GIVEN PROBLEM:
Repeat, exactly and in full, the lines of the listing below, but without any pictures.

TASK INPUTS:
— Begin —

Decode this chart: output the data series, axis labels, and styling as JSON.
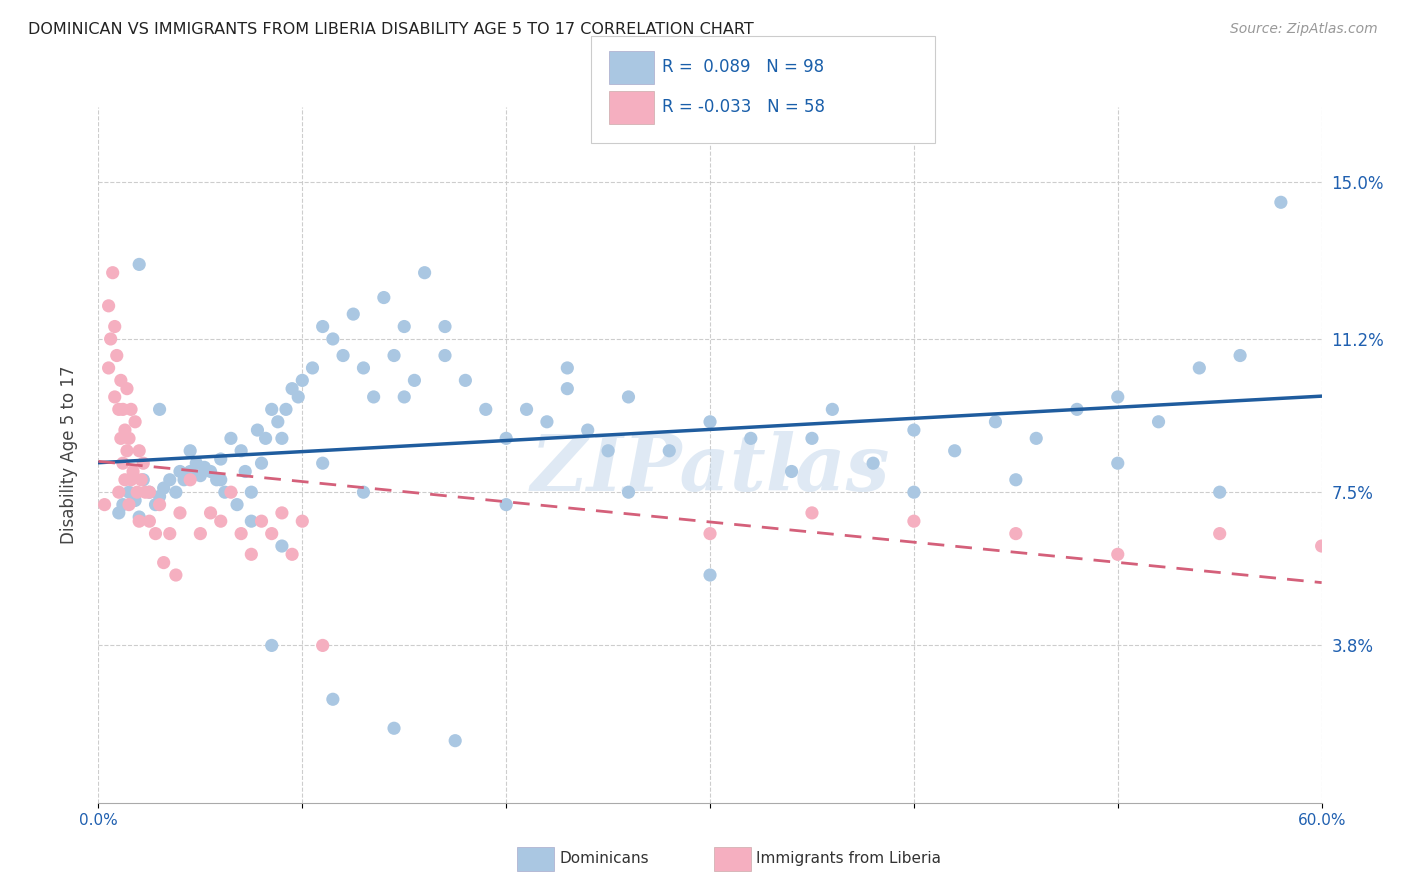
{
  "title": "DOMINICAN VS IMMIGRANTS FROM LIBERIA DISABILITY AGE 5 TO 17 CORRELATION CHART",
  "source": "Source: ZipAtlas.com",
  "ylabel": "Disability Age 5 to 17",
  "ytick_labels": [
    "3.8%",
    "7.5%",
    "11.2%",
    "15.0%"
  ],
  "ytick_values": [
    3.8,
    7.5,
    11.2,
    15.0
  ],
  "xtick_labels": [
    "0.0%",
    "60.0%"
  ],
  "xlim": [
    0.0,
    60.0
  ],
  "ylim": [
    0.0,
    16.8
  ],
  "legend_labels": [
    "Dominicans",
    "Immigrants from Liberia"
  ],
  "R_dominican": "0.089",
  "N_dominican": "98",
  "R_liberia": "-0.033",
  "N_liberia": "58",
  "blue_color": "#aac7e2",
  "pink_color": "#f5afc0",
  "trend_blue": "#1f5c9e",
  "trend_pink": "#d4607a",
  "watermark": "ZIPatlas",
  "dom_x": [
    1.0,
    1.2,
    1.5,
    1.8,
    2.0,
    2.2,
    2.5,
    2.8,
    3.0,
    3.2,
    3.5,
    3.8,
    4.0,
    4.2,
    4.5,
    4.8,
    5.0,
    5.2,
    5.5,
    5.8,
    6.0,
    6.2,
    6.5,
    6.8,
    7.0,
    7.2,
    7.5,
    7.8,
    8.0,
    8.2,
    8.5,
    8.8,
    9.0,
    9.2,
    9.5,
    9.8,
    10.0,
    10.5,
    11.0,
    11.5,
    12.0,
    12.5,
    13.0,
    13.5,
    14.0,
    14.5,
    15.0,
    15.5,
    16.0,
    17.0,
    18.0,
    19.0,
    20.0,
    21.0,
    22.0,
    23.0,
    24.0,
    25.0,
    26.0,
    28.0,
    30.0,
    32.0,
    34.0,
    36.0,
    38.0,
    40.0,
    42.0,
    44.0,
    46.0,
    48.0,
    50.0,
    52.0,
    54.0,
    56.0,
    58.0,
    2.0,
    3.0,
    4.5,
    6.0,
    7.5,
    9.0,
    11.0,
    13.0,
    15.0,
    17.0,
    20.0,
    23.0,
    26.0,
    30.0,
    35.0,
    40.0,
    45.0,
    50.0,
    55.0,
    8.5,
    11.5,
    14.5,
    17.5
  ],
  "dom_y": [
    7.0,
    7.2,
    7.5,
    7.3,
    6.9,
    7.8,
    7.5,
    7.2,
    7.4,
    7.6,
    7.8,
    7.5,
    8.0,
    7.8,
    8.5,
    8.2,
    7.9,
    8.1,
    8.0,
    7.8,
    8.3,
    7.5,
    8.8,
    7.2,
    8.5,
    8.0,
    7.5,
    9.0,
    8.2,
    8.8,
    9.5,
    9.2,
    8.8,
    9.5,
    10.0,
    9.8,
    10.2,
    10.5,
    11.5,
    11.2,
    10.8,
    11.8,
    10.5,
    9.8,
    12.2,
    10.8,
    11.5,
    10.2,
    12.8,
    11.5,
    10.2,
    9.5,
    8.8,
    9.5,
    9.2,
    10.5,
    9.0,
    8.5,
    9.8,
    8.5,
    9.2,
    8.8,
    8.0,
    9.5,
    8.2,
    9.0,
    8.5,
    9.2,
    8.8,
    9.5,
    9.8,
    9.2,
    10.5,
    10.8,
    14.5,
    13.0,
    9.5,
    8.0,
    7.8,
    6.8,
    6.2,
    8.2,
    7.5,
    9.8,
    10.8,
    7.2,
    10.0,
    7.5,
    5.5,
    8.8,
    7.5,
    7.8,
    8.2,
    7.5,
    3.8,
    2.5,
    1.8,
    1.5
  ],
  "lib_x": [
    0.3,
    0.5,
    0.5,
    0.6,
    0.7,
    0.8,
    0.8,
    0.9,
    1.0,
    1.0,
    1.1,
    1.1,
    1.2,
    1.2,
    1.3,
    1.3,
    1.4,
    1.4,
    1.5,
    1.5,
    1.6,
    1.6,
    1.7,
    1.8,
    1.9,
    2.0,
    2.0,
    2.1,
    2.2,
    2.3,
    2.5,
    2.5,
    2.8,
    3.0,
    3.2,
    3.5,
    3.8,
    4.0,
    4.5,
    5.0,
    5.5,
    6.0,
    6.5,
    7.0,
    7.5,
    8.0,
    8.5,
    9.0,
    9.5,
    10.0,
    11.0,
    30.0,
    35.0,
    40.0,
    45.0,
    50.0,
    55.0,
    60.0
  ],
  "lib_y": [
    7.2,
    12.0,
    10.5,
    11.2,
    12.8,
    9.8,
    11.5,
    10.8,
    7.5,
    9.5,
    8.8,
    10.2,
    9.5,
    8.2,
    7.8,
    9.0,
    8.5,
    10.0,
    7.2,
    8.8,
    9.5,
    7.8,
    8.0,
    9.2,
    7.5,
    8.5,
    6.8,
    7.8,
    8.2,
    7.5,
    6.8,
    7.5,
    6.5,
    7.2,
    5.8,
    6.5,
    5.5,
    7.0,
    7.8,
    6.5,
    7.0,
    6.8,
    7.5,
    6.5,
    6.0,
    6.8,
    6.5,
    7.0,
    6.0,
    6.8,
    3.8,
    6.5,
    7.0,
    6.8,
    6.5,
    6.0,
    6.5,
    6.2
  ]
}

— End —

ANSWER FOR THIS EXERCISE:
Decode this chart: output the data series, axis labels, and styling as JSON.
{
  "title": "DOMINICAN VS IMMIGRANTS FROM LIBERIA DISABILITY AGE 5 TO 17 CORRELATION CHART",
  "source": "Source: ZipAtlas.com",
  "ylabel": "Disability Age 5 to 17",
  "ytick_labels": [
    "3.8%",
    "7.5%",
    "11.2%",
    "15.0%"
  ],
  "ytick_values": [
    3.8,
    7.5,
    11.2,
    15.0
  ],
  "xtick_labels": [
    "0.0%",
    "60.0%"
  ],
  "xlim": [
    0.0,
    60.0
  ],
  "ylim": [
    0.0,
    16.8
  ],
  "legend_labels": [
    "Dominicans",
    "Immigrants from Liberia"
  ],
  "R_dominican": "0.089",
  "N_dominican": "98",
  "R_liberia": "-0.033",
  "N_liberia": "58",
  "blue_color": "#aac7e2",
  "pink_color": "#f5afc0",
  "trend_blue": "#1f5c9e",
  "trend_pink": "#d4607a",
  "watermark": "ZIPatlas",
  "dom_x": [
    1.0,
    1.2,
    1.5,
    1.8,
    2.0,
    2.2,
    2.5,
    2.8,
    3.0,
    3.2,
    3.5,
    3.8,
    4.0,
    4.2,
    4.5,
    4.8,
    5.0,
    5.2,
    5.5,
    5.8,
    6.0,
    6.2,
    6.5,
    6.8,
    7.0,
    7.2,
    7.5,
    7.8,
    8.0,
    8.2,
    8.5,
    8.8,
    9.0,
    9.2,
    9.5,
    9.8,
    10.0,
    10.5,
    11.0,
    11.5,
    12.0,
    12.5,
    13.0,
    13.5,
    14.0,
    14.5,
    15.0,
    15.5,
    16.0,
    17.0,
    18.0,
    19.0,
    20.0,
    21.0,
    22.0,
    23.0,
    24.0,
    25.0,
    26.0,
    28.0,
    30.0,
    32.0,
    34.0,
    36.0,
    38.0,
    40.0,
    42.0,
    44.0,
    46.0,
    48.0,
    50.0,
    52.0,
    54.0,
    56.0,
    58.0,
    2.0,
    3.0,
    4.5,
    6.0,
    7.5,
    9.0,
    11.0,
    13.0,
    15.0,
    17.0,
    20.0,
    23.0,
    26.0,
    30.0,
    35.0,
    40.0,
    45.0,
    50.0,
    55.0,
    8.5,
    11.5,
    14.5,
    17.5
  ],
  "dom_y": [
    7.0,
    7.2,
    7.5,
    7.3,
    6.9,
    7.8,
    7.5,
    7.2,
    7.4,
    7.6,
    7.8,
    7.5,
    8.0,
    7.8,
    8.5,
    8.2,
    7.9,
    8.1,
    8.0,
    7.8,
    8.3,
    7.5,
    8.8,
    7.2,
    8.5,
    8.0,
    7.5,
    9.0,
    8.2,
    8.8,
    9.5,
    9.2,
    8.8,
    9.5,
    10.0,
    9.8,
    10.2,
    10.5,
    11.5,
    11.2,
    10.8,
    11.8,
    10.5,
    9.8,
    12.2,
    10.8,
    11.5,
    10.2,
    12.8,
    11.5,
    10.2,
    9.5,
    8.8,
    9.5,
    9.2,
    10.5,
    9.0,
    8.5,
    9.8,
    8.5,
    9.2,
    8.8,
    8.0,
    9.5,
    8.2,
    9.0,
    8.5,
    9.2,
    8.8,
    9.5,
    9.8,
    9.2,
    10.5,
    10.8,
    14.5,
    13.0,
    9.5,
    8.0,
    7.8,
    6.8,
    6.2,
    8.2,
    7.5,
    9.8,
    10.8,
    7.2,
    10.0,
    7.5,
    5.5,
    8.8,
    7.5,
    7.8,
    8.2,
    7.5,
    3.8,
    2.5,
    1.8,
    1.5
  ],
  "lib_x": [
    0.3,
    0.5,
    0.5,
    0.6,
    0.7,
    0.8,
    0.8,
    0.9,
    1.0,
    1.0,
    1.1,
    1.1,
    1.2,
    1.2,
    1.3,
    1.3,
    1.4,
    1.4,
    1.5,
    1.5,
    1.6,
    1.6,
    1.7,
    1.8,
    1.9,
    2.0,
    2.0,
    2.1,
    2.2,
    2.3,
    2.5,
    2.5,
    2.8,
    3.0,
    3.2,
    3.5,
    3.8,
    4.0,
    4.5,
    5.0,
    5.5,
    6.0,
    6.5,
    7.0,
    7.5,
    8.0,
    8.5,
    9.0,
    9.5,
    10.0,
    11.0,
    30.0,
    35.0,
    40.0,
    45.0,
    50.0,
    55.0,
    60.0
  ],
  "lib_y": [
    7.2,
    12.0,
    10.5,
    11.2,
    12.8,
    9.8,
    11.5,
    10.8,
    7.5,
    9.5,
    8.8,
    10.2,
    9.5,
    8.2,
    7.8,
    9.0,
    8.5,
    10.0,
    7.2,
    8.8,
    9.5,
    7.8,
    8.0,
    9.2,
    7.5,
    8.5,
    6.8,
    7.8,
    8.2,
    7.5,
    6.8,
    7.5,
    6.5,
    7.2,
    5.8,
    6.5,
    5.5,
    7.0,
    7.8,
    6.5,
    7.0,
    6.8,
    7.5,
    6.5,
    6.0,
    6.8,
    6.5,
    7.0,
    6.0,
    6.8,
    3.8,
    6.5,
    7.0,
    6.8,
    6.5,
    6.0,
    6.5,
    6.2
  ]
}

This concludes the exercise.